# [Material for this task]
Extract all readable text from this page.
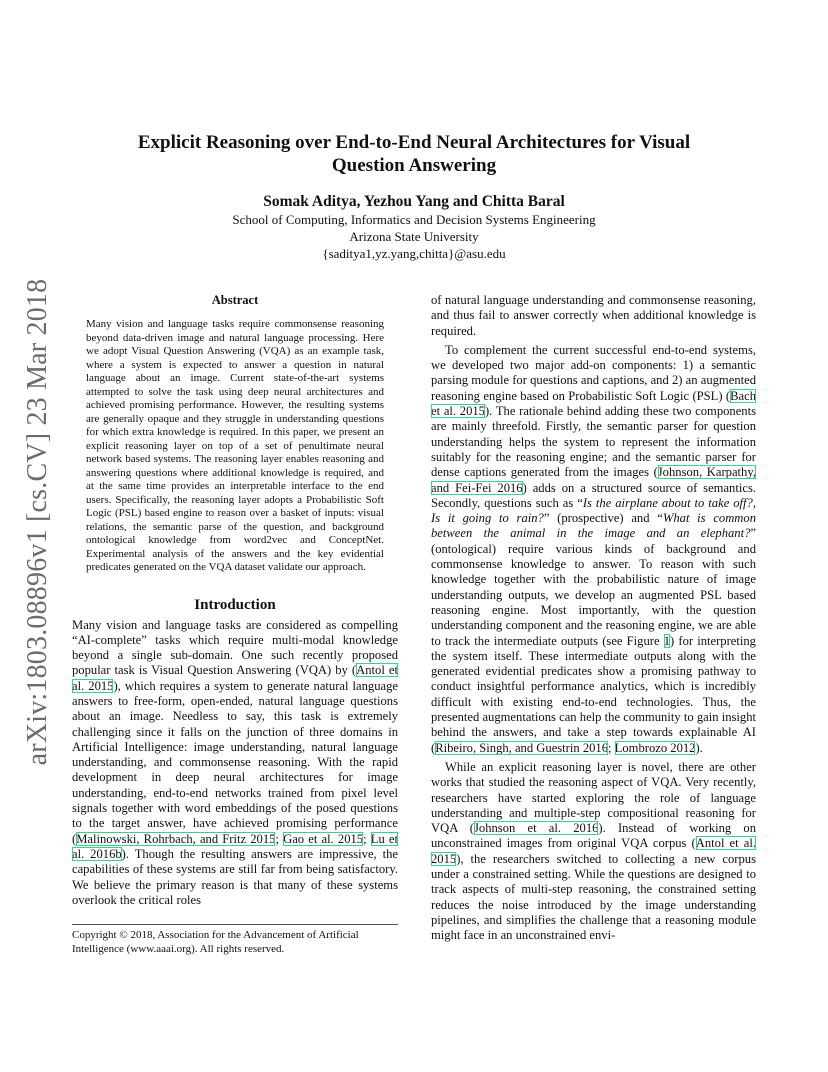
arXiv:1803.08896v1 [cs.CV] 23 Mar 2018
Explicit Reasoning over End-to-End Neural Architectures for Visual Question Answering
Somak Aditya, Yezhou Yang and Chitta Baral
School of Computing, Informatics and Decision Systems Engineering
Arizona State University
{saditya1,yz.yang,chitta}@asu.edu
Abstract

Many vision and language tasks require commonsense reasoning beyond data-driven image and natural language processing. Here we adopt Visual Question Answering (VQA) as an example task, where a system is expected to answer a question in natural language about an image. Current state-of-the-art systems attempted to solve the task using deep neural architectures and achieved promising performance. However, the resulting systems are generally opaque and they struggle in understanding questions for which extra knowledge is required. In this paper, we present an explicit reasoning layer on top of a set of penultimate neural network based systems. The reasoning layer enables reasoning and answering questions where additional knowledge is required, and at the same time provides an interpretable interface to the end users. Specifically, the reasoning layer adopts a Probabilistic Soft Logic (PSL) based engine to reason over a basket of inputs: visual relations, the semantic parse of the question, and background ontological knowledge from word2vec and ConceptNet. Experimental analysis of the answers and the key evidential predicates generated on the VQA dataset validate our approach.

Introduction

Many vision and language tasks are considered as compelling “AI-complete” tasks which require multi-modal knowledge beyond a single sub-domain. One such recently proposed popular task is Visual Question Answering (VQA) by (Antol et al. 2015), which requires a system to generate natural language answers to free-form, open-ended, natural language questions about an image. Needless to say, this task is extremely challenging since it falls on the junction of three domains in Artificial Intelligence: image understanding, natural language understanding, and commonsense reasoning. With the rapid development in deep neural architectures for image understanding, end-to-end networks trained from pixel level signals together with word embeddings of the posed questions to the target answer, have achieved promising performance (Malinowski, Rohrbach, and Fritz 2015; Gao et al. 2015; Lu et al. 2016b). Though the resulting answers are impressive, the capabilities of these systems are still far from being satisfactory. We believe the primary reason is that many of these systems overlook the critical roles

Copyright © 2018, Association for the Advancement of Artificial Intelligence (www.aaai.org). All rights reserved.

of natural language understanding and commonsense reasoning, and thus fail to answer correctly when additional knowledge is required.

To complement the current successful end-to-end systems, we developed two major add-on components: 1) a semantic parsing module for questions and captions, and 2) an augmented reasoning engine based on Probabilistic Soft Logic (PSL) (Bach et al. 2015). The rationale behind adding these two components are mainly threefold. Firstly, the semantic parser for question understanding helps the system to represent the information suitably for the reasoning engine; and the semantic parser for dense captions generated from the images (Johnson, Karpathy, and Fei-Fei 2016) adds on a structured source of semantics. Secondly, questions such as “Is the airplane about to take off?, Is it going to rain?” (prospective) and “What is common between the animal in the image and an elephant?” (ontological) require various kinds of background and commonsense knowledge to answer. To reason with such knowledge together with the probabilistic nature of image understanding outputs, we develop an augmented PSL based reasoning engine. Most importantly, with the question understanding component and the reasoning engine, we are able to track the intermediate outputs (see Figure 1) for interpreting the system itself. These intermediate outputs along with the generated evidential predicates show a promising pathway to conduct insightful performance analytics, which is incredibly difficult with existing end-to-end technologies. Thus, the presented augmentations can help the community to gain insight behind the answers, and take a step towards explainable AI (Ribeiro, Singh, and Guestrin 2016; Lombrozo 2012).

While an explicit reasoning layer is novel, there are other works that studied the reasoning aspect of VQA. Very recently, researchers have started exploring the role of language understanding and multiple-step compositional reasoning for VQA (Johnson et al. 2016). Instead of working on unconstrained images from original VQA corpus (Antol et al. 2015), the researchers switched to collecting a new corpus under a constrained setting. While the questions are designed to track aspects of multi-step reasoning, the constrained setting reduces the noise introduced by the image understanding pipelines, and simplifies the challenge that a reasoning module might face in an unconstrained envi-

# [Written problem]
Copy the listing in full and without alteration, omitting every picture.

# [Answer to the task]
Extract all readable text from this page.
arXiv:1803.08896v1 [cs.CV] 23 Mar 2018
Explicit Reasoning over End-to-End Neural Architectures for Visual Question Answering
Somak Aditya, Yezhou Yang and Chitta Baral
School of Computing, Informatics and Decision Systems Engineering
Arizona State University
{saditya1,yz.yang,chitta}@asu.edu
Abstract

Many vision and language tasks require commonsense reasoning beyond data-driven image and natural language processing. Here we adopt Visual Question Answering (VQA) as an example task, where a system is expected to answer a question in natural language about an image. Current state-of-the-art systems attempted to solve the task using deep neural architectures and achieved promising performance. However, the resulting systems are generally opaque and they struggle in understanding questions for which extra knowledge is required. In this paper, we present an explicit reasoning layer on top of a set of penultimate neural network based systems. The reasoning layer enables reasoning and answering questions where additional knowledge is required, and at the same time provides an interpretable interface to the end users. Specifically, the reasoning layer adopts a Probabilistic Soft Logic (PSL) based engine to reason over a basket of inputs: visual relations, the semantic parse of the question, and background ontological knowledge from word2vec and ConceptNet. Experimental analysis of the answers and the key evidential predicates generated on the VQA dataset validate our approach.

Introduction

Many vision and language tasks are considered as compelling “AI-complete” tasks which require multi-modal knowledge beyond a single sub-domain. One such recently proposed popular task is Visual Question Answering (VQA) by (Antol et al. 2015), which requires a system to generate natural language answers to free-form, open-ended, natural language questions about an image. Needless to say, this task is extremely challenging since it falls on the junction of three domains in Artificial Intelligence: image understanding, natural language understanding, and commonsense reasoning. With the rapid development in deep neural architectures for image understanding, end-to-end networks trained from pixel level signals together with word embeddings of the posed questions to the target answer, have achieved promising performance (Malinowski, Rohrbach, and Fritz 2015; Gao et al. 2015; Lu et al. 2016b). Though the resulting answers are impressive, the capabilities of these systems are still far from being satisfactory. We believe the primary reason is that many of these systems overlook the critical roles

Copyright © 2018, Association for the Advancement of Artificial Intelligence (www.aaai.org). All rights reserved.

of natural language understanding and commonsense reasoning, and thus fail to answer correctly when additional knowledge is required.

To complement the current successful end-to-end systems, we developed two major add-on components: 1) a semantic parsing module for questions and captions, and 2) an augmented reasoning engine based on Probabilistic Soft Logic (PSL) (Bach et al. 2015). The rationale behind adding these two components are mainly threefold. Firstly, the semantic parser for question understanding helps the system to represent the information suitably for the reasoning engine; and the semantic parser for dense captions generated from the images (Johnson, Karpathy, and Fei-Fei 2016) adds on a structured source of semantics. Secondly, questions such as “Is the airplane about to take off?, Is it going to rain?” (prospective) and “What is common between the animal in the image and an elephant?” (ontological) require various kinds of background and commonsense knowledge to answer. To reason with such knowledge together with the probabilistic nature of image understanding outputs, we develop an augmented PSL based reasoning engine. Most importantly, with the question understanding component and the reasoning engine, we are able to track the intermediate outputs (see Figure 1) for interpreting the system itself. These intermediate outputs along with the generated evidential predicates show a promising pathway to conduct insightful performance analytics, which is incredibly difficult with existing end-to-end technologies. Thus, the presented augmentations can help the community to gain insight behind the answers, and take a step towards explainable AI (Ribeiro, Singh, and Guestrin 2016; Lombrozo 2012).

While an explicit reasoning layer is novel, there are other works that studied the reasoning aspect of VQA. Very recently, researchers have started exploring the role of language understanding and multiple-step compositional reasoning for VQA (Johnson et al. 2016). Instead of working on unconstrained images from original VQA corpus (Antol et al. 2015), the researchers switched to collecting a new corpus under a constrained setting. While the questions are designed to track aspects of multi-step reasoning, the constrained setting reduces the noise introduced by the image understanding pipelines, and simplifies the challenge that a reasoning module might face in an unconstrained envi-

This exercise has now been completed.